- [Given records]:
===

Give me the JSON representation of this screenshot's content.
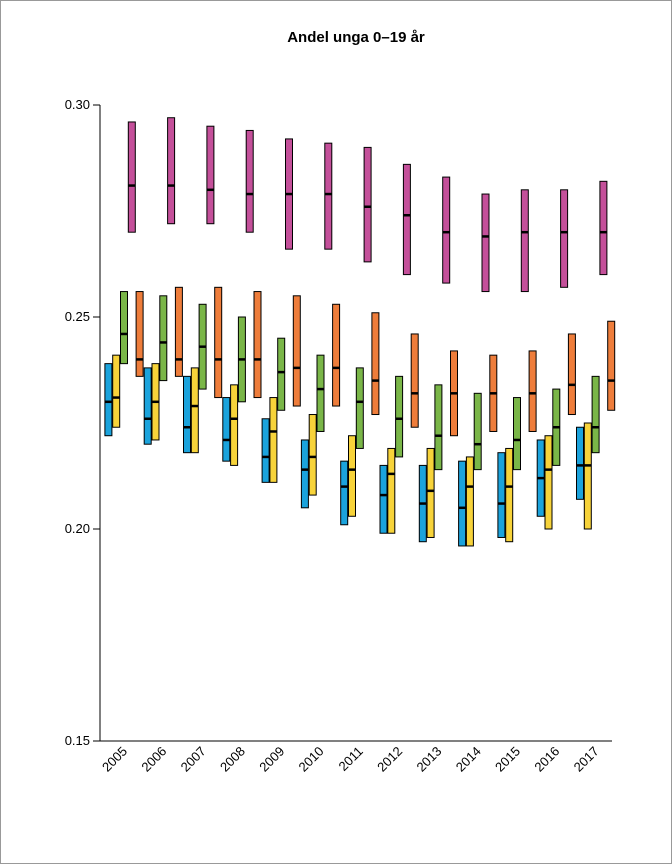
{
  "chart_data": {
    "type": "range",
    "title": "Andel unga 0–19 år",
    "categories": [
      "2005",
      "2006",
      "2007",
      "2008",
      "2009",
      "2010",
      "2011",
      "2012",
      "2013",
      "2014",
      "2015",
      "2016",
      "2017"
    ],
    "ylim": [
      0.15,
      0.3
    ],
    "yticks": [
      0.15,
      {
        "value": 0.2,
        "label": "0.20"
      },
      0.25,
      {
        "value": 0.3,
        "label": "0.30"
      }
    ],
    "series": [
      {
        "color": "#1ba3dc",
        "low": [
          0.222,
          0.22,
          0.218,
          0.216,
          0.211,
          0.205,
          0.201,
          0.199,
          0.197,
          0.196,
          0.198,
          0.203,
          0.207
        ],
        "median": [
          0.23,
          0.226,
          0.224,
          0.221,
          0.217,
          0.214,
          0.21,
          0.208,
          0.206,
          0.205,
          0.206,
          0.212,
          0.215
        ],
        "high": [
          0.239,
          0.238,
          0.236,
          0.231,
          0.226,
          0.221,
          0.216,
          0.215,
          0.215,
          0.216,
          0.218,
          0.221,
          0.224
        ]
      },
      {
        "color": "#f7d33a",
        "low": [
          0.224,
          0.221,
          0.218,
          0.215,
          0.211,
          0.208,
          0.203,
          0.199,
          0.198,
          0.196,
          0.197,
          0.2,
          0.2
        ],
        "median": [
          0.231,
          0.23,
          0.229,
          0.226,
          0.223,
          0.217,
          0.214,
          0.213,
          0.209,
          0.21,
          0.21,
          0.214,
          0.215
        ],
        "high": [
          0.241,
          0.239,
          0.238,
          0.234,
          0.231,
          0.227,
          0.222,
          0.219,
          0.219,
          0.217,
          0.219,
          0.222,
          0.225
        ]
      },
      {
        "color": "#7ab648",
        "low": [
          0.239,
          0.235,
          0.233,
          0.23,
          0.228,
          0.223,
          0.219,
          0.217,
          0.214,
          0.214,
          0.214,
          0.215,
          0.218
        ],
        "median": [
          0.246,
          0.244,
          0.243,
          0.24,
          0.237,
          0.233,
          0.23,
          0.226,
          0.222,
          0.22,
          0.221,
          0.224,
          0.224
        ],
        "high": [
          0.256,
          0.255,
          0.253,
          0.25,
          0.245,
          0.241,
          0.238,
          0.236,
          0.234,
          0.232,
          0.231,
          0.233,
          0.236
        ]
      },
      {
        "color": "#c4509a",
        "low": [
          0.27,
          0.272,
          0.272,
          0.27,
          0.266,
          0.266,
          0.263,
          0.26,
          0.258,
          0.256,
          0.256,
          0.257,
          0.26
        ],
        "median": [
          0.281,
          0.281,
          0.28,
          0.279,
          0.279,
          0.279,
          0.276,
          0.274,
          0.27,
          0.269,
          0.27,
          0.27,
          0.27
        ],
        "high": [
          0.296,
          0.297,
          0.295,
          0.294,
          0.292,
          0.291,
          0.29,
          0.286,
          0.283,
          0.279,
          0.28,
          0.28,
          0.282
        ]
      },
      {
        "color": "#ee7d3b",
        "low": [
          0.236,
          0.236,
          0.231,
          0.231,
          0.229,
          0.229,
          0.227,
          0.224,
          0.222,
          0.223,
          0.223,
          0.227,
          0.228
        ],
        "median": [
          0.24,
          0.24,
          0.24,
          0.24,
          0.238,
          0.238,
          0.235,
          0.232,
          0.232,
          0.232,
          0.232,
          0.234,
          0.235
        ],
        "high": [
          0.256,
          0.257,
          0.257,
          0.256,
          0.255,
          0.253,
          0.251,
          0.246,
          0.242,
          0.241,
          0.242,
          0.246,
          0.249
        ]
      }
    ]
  }
}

===

- [Short task]:
Copy out every line of the material above that mentions the word "color".

- [Answer to the problem]:
        "color": "#1ba3dc",
        "color": "#f7d33a",
        "color": "#7ab648",
        "color": "#c4509a",
        "color": "#ee7d3b",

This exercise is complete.